*Work required:*
Tally how many lines of these entries hold the string "letteratura". Return the number alone.

Recorded data
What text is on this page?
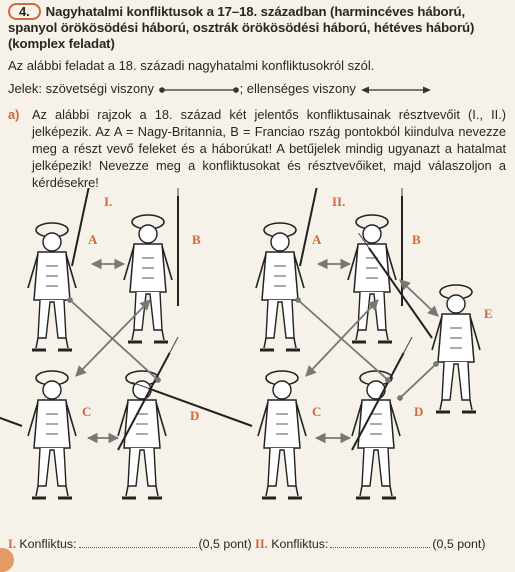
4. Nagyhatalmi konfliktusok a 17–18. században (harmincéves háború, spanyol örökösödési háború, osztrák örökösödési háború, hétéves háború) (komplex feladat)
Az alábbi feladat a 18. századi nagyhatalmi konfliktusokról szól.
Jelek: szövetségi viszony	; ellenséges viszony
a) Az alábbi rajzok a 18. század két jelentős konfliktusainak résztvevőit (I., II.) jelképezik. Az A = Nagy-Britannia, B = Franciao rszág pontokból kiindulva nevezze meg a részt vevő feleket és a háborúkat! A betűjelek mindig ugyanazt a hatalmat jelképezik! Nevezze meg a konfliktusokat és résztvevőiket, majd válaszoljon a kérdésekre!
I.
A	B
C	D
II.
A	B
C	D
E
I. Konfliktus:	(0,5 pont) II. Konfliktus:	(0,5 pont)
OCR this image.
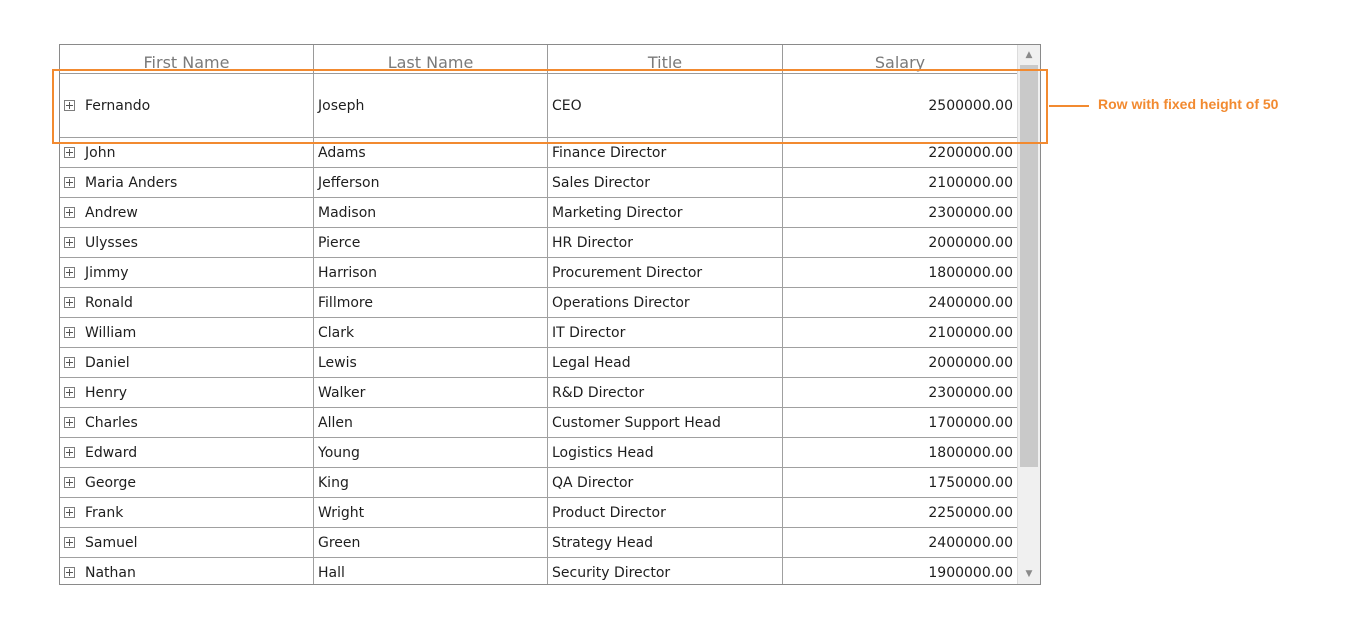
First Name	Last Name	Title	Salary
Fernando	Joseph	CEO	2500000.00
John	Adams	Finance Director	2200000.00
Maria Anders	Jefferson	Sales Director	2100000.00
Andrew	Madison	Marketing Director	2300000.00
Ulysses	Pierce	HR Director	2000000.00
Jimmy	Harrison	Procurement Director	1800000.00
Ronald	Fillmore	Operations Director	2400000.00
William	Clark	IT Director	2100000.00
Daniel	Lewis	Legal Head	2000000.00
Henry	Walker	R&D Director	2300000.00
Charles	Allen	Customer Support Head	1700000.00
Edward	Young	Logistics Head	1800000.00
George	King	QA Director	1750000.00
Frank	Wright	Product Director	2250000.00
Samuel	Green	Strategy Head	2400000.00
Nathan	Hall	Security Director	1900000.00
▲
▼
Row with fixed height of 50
...
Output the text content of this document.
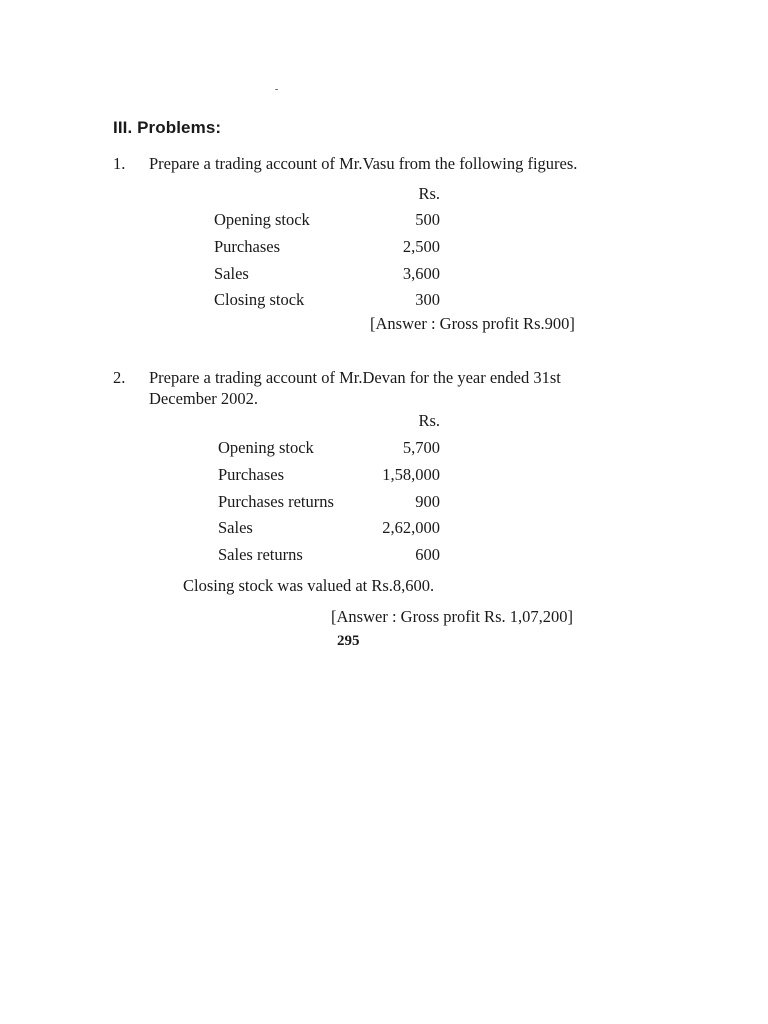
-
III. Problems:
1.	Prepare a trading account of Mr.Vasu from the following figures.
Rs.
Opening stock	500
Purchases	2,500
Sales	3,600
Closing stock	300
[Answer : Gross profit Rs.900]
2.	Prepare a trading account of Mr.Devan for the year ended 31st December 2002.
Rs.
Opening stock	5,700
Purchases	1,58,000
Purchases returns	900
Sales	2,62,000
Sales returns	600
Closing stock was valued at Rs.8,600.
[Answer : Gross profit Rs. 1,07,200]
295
--
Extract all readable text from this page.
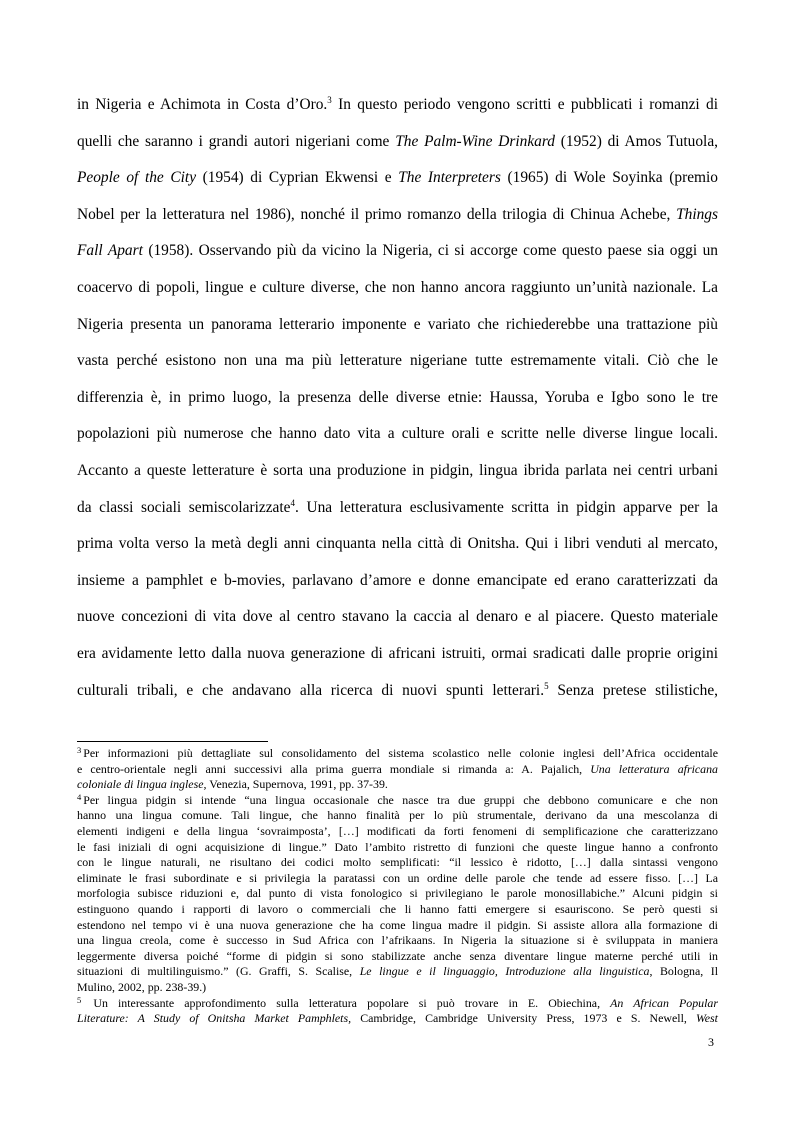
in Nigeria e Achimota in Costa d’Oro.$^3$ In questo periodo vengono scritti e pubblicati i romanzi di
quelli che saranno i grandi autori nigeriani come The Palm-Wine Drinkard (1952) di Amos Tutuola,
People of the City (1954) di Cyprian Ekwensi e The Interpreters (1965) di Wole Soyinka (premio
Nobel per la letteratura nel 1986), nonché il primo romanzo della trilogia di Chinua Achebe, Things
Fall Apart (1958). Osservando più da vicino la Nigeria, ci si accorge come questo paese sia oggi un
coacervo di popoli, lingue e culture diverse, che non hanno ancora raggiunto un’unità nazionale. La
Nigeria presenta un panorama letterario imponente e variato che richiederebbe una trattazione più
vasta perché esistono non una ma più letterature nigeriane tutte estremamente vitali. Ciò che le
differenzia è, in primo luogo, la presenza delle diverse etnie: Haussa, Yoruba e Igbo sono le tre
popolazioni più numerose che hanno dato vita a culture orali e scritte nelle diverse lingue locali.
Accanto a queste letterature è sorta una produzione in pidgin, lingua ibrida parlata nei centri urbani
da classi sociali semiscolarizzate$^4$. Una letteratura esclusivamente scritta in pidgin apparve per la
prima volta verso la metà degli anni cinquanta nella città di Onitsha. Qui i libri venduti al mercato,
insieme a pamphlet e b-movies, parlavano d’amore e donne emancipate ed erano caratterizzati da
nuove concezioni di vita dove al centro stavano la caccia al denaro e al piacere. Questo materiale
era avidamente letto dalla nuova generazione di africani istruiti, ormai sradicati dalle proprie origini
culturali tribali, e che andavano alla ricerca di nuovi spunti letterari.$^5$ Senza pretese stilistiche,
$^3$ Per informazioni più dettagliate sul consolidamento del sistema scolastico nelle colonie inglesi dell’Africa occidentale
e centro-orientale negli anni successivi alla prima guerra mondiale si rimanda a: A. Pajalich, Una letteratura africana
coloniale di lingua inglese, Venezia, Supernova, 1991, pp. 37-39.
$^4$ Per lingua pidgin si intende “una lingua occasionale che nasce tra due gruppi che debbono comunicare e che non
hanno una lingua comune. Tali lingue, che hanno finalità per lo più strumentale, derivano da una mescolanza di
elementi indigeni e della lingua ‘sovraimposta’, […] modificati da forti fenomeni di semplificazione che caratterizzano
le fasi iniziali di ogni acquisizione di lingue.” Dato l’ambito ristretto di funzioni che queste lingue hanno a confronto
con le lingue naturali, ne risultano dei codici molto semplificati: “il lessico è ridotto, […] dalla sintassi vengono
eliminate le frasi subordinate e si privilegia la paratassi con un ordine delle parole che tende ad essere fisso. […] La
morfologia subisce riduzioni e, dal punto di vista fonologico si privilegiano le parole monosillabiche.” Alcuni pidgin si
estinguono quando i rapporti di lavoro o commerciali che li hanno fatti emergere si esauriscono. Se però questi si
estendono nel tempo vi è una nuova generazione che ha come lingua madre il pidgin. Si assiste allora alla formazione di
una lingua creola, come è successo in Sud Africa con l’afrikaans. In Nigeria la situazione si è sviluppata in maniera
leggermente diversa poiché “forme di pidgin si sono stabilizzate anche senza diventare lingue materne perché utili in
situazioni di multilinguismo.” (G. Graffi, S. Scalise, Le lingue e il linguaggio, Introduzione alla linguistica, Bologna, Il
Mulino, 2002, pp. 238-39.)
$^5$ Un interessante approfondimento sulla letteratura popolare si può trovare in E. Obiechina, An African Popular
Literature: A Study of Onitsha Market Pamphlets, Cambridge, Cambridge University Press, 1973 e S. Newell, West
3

*Solution to this task:*
4